▶ **WHAT TO PRODUCE**
Select, from the material below, each line with "الله" in it.

▶ **INFORMATION GIVEN**

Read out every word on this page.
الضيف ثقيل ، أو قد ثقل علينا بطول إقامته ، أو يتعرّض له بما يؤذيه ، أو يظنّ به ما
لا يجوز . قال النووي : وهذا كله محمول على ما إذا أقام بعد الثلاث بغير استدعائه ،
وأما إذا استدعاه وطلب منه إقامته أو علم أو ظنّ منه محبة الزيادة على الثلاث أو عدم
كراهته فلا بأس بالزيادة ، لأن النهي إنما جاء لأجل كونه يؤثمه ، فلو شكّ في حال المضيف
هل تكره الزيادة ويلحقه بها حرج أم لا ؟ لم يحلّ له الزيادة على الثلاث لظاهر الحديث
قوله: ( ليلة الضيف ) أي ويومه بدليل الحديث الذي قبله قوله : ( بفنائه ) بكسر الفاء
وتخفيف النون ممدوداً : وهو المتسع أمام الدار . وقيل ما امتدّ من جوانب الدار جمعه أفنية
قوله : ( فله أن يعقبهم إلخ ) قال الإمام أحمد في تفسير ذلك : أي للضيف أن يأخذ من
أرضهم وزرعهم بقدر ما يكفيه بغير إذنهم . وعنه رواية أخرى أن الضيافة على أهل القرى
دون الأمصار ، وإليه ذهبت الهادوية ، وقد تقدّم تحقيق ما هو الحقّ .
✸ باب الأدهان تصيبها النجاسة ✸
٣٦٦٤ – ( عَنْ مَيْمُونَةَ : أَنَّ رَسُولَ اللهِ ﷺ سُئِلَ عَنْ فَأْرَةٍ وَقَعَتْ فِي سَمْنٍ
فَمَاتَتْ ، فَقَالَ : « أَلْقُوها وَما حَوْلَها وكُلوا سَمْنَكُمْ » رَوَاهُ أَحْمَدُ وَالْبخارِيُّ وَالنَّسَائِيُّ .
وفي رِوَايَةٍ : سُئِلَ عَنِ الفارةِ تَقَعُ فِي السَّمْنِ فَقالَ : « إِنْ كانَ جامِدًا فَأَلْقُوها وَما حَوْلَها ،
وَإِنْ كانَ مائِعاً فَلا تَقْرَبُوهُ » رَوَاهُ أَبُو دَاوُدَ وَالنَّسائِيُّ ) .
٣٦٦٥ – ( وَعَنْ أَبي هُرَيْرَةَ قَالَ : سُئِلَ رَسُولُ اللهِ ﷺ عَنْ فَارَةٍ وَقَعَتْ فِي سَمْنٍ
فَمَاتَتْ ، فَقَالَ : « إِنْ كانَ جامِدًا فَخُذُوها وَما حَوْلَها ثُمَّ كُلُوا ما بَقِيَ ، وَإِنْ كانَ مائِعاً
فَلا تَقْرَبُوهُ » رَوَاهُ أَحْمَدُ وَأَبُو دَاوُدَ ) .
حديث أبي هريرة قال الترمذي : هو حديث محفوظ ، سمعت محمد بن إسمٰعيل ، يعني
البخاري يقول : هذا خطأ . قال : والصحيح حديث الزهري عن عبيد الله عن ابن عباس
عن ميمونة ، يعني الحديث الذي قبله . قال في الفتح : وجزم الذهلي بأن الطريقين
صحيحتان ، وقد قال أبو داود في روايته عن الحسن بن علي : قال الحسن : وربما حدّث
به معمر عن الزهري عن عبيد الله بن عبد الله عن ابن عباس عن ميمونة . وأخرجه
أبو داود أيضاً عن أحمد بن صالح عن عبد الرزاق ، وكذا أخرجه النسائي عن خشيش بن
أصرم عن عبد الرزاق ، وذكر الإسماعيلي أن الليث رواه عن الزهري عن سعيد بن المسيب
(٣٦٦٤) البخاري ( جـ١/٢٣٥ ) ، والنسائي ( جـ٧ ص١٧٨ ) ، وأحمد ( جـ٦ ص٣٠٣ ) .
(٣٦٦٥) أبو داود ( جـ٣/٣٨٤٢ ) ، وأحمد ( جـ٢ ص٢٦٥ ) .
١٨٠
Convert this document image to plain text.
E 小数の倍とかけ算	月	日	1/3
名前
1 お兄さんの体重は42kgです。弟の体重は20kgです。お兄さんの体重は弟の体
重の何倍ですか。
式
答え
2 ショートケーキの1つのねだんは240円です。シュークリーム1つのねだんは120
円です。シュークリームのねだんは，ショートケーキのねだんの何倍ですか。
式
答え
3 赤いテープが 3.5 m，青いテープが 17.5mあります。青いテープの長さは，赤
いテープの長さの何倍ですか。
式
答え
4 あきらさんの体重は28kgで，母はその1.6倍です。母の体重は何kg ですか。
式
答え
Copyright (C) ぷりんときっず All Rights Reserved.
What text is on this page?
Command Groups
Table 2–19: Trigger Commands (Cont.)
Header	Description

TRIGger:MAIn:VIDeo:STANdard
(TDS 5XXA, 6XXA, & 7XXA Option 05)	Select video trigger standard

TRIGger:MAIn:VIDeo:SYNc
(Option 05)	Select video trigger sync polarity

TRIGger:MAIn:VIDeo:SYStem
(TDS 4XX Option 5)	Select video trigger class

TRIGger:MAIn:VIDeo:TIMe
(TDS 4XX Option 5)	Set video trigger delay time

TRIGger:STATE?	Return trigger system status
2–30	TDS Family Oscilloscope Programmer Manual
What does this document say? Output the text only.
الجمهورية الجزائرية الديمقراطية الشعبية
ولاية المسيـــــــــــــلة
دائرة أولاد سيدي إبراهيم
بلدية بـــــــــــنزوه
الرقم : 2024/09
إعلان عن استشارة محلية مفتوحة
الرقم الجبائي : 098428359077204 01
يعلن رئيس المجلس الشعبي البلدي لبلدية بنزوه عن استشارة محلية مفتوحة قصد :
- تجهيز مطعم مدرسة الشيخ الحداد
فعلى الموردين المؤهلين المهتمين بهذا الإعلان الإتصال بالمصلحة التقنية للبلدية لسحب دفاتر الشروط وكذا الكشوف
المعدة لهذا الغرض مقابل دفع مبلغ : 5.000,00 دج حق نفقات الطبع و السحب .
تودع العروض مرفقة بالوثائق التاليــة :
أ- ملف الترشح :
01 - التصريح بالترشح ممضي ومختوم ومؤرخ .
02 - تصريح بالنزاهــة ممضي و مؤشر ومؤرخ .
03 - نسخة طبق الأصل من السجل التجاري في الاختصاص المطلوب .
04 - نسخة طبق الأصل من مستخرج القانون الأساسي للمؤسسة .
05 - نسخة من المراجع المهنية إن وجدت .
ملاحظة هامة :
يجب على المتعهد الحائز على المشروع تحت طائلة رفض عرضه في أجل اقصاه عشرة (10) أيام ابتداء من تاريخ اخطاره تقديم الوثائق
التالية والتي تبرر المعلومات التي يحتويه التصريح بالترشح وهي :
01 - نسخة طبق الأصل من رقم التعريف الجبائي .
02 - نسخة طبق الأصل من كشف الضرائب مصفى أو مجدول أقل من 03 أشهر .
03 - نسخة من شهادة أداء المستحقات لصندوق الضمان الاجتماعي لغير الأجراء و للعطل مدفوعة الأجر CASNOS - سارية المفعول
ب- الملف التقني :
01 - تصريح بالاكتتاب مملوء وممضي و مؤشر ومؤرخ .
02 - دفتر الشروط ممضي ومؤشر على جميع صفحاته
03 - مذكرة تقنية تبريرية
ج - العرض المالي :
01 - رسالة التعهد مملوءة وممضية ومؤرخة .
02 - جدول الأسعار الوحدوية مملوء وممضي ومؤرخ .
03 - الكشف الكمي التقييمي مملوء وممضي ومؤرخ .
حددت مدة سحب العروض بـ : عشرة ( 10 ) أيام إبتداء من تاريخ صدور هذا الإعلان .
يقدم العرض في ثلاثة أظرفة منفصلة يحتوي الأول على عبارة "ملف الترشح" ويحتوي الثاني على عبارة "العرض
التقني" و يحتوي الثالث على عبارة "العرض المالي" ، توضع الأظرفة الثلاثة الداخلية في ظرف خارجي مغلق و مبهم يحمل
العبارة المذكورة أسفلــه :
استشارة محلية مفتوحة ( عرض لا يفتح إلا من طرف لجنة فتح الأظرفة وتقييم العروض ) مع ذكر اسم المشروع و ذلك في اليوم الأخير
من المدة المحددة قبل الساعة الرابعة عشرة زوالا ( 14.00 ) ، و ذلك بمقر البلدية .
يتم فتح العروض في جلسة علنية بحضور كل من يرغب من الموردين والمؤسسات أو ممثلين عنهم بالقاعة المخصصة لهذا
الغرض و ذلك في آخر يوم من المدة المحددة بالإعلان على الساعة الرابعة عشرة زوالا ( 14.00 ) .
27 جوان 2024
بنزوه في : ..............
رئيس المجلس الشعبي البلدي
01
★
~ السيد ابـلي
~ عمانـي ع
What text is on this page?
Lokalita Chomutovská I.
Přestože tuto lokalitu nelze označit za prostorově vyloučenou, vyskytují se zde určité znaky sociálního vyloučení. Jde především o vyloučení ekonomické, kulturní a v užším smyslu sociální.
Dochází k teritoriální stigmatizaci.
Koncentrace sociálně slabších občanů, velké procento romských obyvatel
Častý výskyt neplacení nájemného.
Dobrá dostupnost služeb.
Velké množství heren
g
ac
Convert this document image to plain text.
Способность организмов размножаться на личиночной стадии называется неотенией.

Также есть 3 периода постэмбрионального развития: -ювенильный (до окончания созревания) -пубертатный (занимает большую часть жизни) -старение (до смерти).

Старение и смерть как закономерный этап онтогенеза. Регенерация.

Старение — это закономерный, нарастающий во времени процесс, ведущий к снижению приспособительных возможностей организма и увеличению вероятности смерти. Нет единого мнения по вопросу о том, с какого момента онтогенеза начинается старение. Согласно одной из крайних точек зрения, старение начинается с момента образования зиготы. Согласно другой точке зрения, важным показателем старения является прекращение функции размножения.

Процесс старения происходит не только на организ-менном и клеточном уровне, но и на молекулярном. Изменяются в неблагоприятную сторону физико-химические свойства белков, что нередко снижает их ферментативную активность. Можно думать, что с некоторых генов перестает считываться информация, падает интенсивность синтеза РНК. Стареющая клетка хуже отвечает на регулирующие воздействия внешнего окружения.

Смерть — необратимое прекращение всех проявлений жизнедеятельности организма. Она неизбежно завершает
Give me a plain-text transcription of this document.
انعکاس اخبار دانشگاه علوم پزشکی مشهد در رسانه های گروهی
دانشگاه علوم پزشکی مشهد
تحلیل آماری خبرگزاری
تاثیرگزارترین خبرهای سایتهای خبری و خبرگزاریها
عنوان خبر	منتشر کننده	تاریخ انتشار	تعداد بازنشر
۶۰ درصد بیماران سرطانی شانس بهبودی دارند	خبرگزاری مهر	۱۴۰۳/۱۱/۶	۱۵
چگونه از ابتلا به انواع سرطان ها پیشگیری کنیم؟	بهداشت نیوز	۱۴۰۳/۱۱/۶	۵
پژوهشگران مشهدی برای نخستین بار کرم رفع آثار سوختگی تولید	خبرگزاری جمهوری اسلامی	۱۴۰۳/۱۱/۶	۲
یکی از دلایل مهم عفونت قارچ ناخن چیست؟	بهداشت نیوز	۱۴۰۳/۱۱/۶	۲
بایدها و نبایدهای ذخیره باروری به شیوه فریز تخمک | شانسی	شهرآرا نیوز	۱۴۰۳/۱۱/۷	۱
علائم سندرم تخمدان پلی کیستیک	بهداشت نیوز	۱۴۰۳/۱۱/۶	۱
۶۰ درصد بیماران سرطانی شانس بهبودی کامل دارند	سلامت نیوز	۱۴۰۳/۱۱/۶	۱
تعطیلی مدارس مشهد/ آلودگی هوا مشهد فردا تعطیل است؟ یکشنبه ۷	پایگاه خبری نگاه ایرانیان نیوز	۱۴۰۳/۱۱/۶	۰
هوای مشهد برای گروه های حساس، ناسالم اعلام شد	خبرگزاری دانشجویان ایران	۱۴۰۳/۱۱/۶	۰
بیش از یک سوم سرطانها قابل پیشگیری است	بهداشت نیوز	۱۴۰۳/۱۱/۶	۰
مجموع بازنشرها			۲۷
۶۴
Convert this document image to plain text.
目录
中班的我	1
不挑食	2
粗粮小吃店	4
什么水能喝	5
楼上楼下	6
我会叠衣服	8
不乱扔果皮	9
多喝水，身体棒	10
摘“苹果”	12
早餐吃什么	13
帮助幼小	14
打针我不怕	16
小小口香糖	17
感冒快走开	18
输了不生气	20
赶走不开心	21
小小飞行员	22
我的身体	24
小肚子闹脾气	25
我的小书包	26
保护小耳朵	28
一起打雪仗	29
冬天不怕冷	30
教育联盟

▶ **FINAL ANSWER**
٣٦٦٤ – ( عَنْ مَيْمُونَةَ : أَنَّ رَسُولَ اللهِ ﷺ سُئِلَ عَنْ فَأْرَةٍ وَقَعَتْ فِي سَمْنٍ
٣٦٦٥ – ( وَعَنْ أَبي هُرَيْرَةَ قَالَ : سُئِلَ رَسُولُ اللهِ ﷺ عَنْ فَارَةٍ وَقَعَتْ فِي سَمْنٍ
البخاري يقول : هذا خطأ . قال : والصحيح حديث الزهري عن عبيد الله عن ابن عباس
به معمر عن الزهري عن عبيد الله بن عبد الله عن ابن عباس عن ميمونة . وأخرجه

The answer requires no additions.